▸ **SUPPLIED RECORDS**:
# # # # #
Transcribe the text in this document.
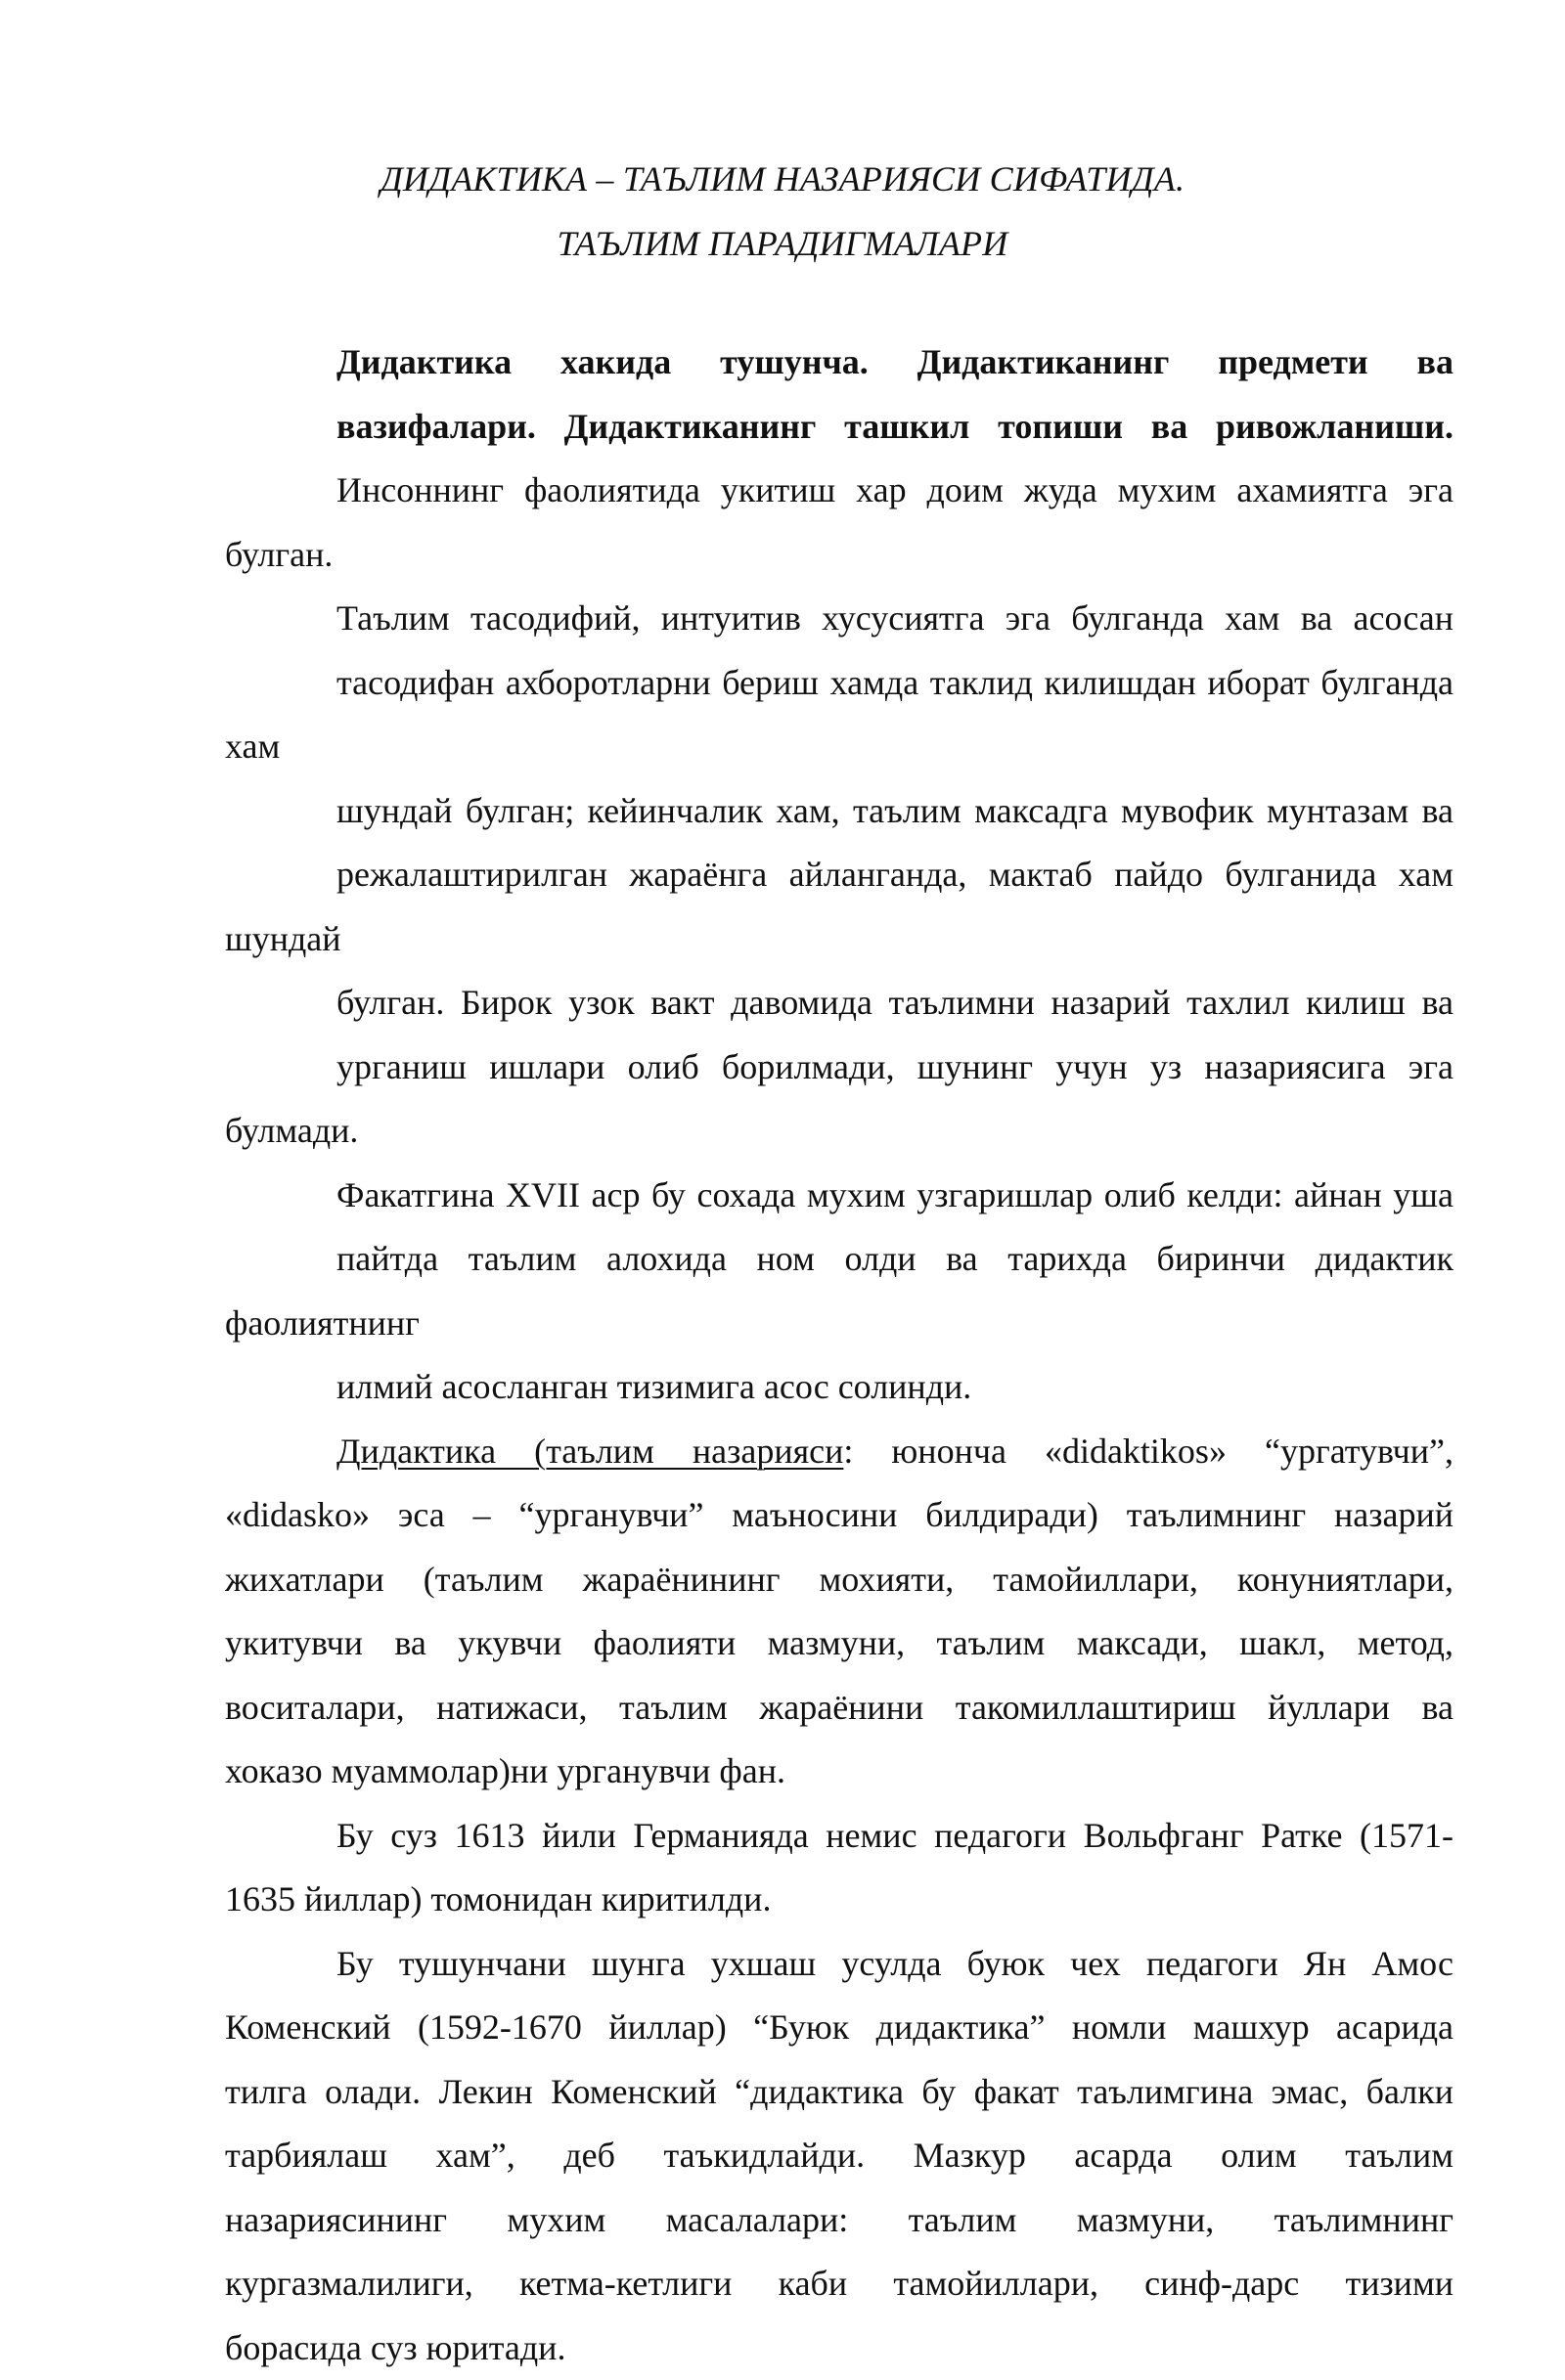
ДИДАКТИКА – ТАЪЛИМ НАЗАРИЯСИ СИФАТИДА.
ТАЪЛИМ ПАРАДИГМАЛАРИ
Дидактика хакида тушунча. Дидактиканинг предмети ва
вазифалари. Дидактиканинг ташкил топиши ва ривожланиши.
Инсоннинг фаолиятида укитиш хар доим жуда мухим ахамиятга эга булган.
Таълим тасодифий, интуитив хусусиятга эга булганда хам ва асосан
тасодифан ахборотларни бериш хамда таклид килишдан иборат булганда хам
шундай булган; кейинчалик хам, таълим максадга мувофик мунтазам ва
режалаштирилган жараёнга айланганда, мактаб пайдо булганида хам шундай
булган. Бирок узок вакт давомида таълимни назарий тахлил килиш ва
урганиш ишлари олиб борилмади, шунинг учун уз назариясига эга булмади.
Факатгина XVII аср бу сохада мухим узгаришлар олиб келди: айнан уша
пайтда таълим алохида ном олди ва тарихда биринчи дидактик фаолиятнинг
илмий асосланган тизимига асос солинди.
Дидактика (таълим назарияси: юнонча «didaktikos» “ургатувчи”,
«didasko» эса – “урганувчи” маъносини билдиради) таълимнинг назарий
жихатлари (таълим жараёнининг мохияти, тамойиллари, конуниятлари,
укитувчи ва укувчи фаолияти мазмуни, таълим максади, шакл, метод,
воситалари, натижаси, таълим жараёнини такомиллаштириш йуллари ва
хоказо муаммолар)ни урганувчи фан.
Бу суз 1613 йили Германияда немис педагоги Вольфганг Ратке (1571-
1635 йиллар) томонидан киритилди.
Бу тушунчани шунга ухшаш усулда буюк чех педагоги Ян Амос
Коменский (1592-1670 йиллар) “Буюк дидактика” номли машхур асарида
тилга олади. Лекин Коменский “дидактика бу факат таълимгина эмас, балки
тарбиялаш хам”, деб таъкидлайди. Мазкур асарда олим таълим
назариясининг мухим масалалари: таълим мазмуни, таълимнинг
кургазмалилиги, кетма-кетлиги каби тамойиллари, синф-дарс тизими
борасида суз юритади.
# # # # #
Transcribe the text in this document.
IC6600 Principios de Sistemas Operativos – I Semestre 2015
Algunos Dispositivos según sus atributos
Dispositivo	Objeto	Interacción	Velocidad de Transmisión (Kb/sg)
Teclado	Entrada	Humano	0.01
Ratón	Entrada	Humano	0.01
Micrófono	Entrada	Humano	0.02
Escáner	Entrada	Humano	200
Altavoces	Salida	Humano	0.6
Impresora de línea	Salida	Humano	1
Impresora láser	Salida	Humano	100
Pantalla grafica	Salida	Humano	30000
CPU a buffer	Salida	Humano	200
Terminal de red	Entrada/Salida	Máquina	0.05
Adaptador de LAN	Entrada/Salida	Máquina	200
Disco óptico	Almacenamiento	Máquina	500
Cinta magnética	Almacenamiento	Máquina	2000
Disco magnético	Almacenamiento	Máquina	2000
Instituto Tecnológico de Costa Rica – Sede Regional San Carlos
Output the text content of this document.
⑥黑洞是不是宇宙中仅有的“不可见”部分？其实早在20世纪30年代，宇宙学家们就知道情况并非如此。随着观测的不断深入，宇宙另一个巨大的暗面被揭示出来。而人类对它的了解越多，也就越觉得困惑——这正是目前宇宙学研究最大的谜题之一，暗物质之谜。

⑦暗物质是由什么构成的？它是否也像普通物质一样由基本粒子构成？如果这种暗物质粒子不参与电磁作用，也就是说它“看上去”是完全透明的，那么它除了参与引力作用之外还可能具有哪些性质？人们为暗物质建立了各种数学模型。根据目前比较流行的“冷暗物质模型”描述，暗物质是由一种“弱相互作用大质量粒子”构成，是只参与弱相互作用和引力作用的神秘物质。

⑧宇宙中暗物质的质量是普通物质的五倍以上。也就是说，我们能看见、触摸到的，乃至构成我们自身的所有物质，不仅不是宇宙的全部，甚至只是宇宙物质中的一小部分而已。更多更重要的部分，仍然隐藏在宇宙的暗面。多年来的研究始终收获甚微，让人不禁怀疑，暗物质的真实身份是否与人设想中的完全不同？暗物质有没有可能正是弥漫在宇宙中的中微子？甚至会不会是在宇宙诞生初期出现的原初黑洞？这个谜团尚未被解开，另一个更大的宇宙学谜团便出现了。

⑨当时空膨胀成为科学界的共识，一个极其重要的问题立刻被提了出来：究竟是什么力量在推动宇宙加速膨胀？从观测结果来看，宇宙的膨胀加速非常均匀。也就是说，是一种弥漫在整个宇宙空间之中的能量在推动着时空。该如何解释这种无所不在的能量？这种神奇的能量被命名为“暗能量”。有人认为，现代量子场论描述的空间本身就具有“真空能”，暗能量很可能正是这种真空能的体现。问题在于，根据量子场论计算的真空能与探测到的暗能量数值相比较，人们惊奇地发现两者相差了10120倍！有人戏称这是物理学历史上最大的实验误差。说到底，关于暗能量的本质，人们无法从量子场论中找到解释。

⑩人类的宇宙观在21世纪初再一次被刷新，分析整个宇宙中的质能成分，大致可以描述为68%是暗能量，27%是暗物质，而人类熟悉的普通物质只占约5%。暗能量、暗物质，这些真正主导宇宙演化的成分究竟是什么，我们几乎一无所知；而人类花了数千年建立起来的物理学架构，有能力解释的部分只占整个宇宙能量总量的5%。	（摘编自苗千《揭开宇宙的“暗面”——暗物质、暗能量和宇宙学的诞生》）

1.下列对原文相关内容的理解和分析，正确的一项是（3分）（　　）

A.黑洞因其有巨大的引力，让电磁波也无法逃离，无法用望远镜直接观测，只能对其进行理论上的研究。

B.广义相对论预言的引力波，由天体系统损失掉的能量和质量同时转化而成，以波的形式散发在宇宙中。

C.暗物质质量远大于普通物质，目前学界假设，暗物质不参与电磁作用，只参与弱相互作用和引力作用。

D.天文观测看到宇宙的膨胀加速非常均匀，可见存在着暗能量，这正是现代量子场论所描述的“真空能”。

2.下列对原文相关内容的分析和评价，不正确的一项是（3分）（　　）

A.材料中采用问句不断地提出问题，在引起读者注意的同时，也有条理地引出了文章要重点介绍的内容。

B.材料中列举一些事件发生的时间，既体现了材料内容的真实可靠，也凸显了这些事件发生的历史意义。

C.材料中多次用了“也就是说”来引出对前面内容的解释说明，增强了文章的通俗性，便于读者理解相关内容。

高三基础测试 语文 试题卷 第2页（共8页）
# # # # #
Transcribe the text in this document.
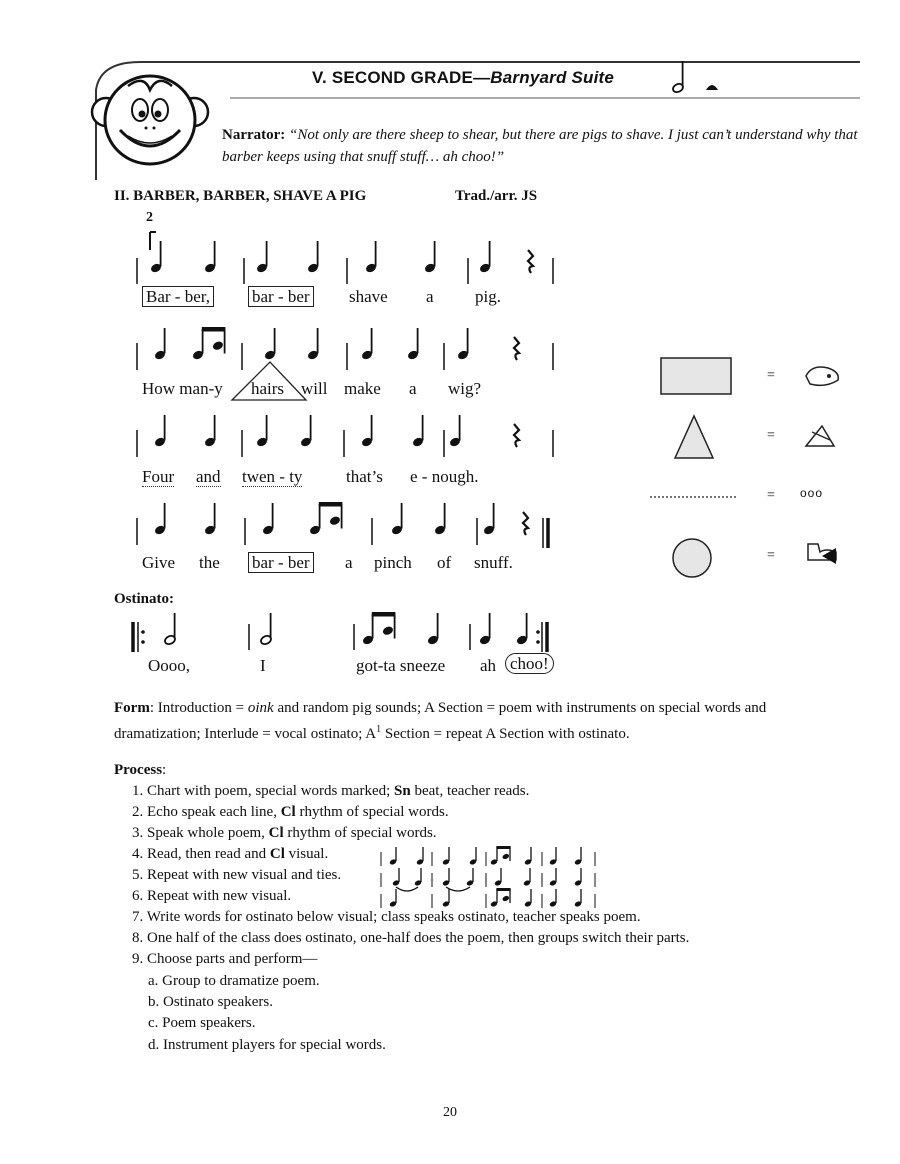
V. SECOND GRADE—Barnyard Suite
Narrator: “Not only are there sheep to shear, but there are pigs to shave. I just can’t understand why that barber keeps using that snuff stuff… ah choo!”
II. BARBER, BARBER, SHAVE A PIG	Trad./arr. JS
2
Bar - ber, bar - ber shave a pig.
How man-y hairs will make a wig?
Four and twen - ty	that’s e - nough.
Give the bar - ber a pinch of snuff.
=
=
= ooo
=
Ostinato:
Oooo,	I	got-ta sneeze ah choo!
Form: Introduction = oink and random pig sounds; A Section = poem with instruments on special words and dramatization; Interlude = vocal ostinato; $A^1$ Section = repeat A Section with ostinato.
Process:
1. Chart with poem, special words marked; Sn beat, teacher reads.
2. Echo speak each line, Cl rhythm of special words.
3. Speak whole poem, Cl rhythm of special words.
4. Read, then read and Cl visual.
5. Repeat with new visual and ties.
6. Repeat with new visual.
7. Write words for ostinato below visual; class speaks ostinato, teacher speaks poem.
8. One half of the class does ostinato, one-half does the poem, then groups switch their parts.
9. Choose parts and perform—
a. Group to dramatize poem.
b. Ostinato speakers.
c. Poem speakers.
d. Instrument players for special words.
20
# # # # #
▸ **WHAT IS REQUIRED**: Pull out each line holding the string "назарий".

▸ **EXERCISE ANSWER**:
булган. Бирок узок вакт давомида таълимни назарий тахлил килиш ва
«didasko» эса – “урганувчи” маъносини билдиради) таълимнинг назарий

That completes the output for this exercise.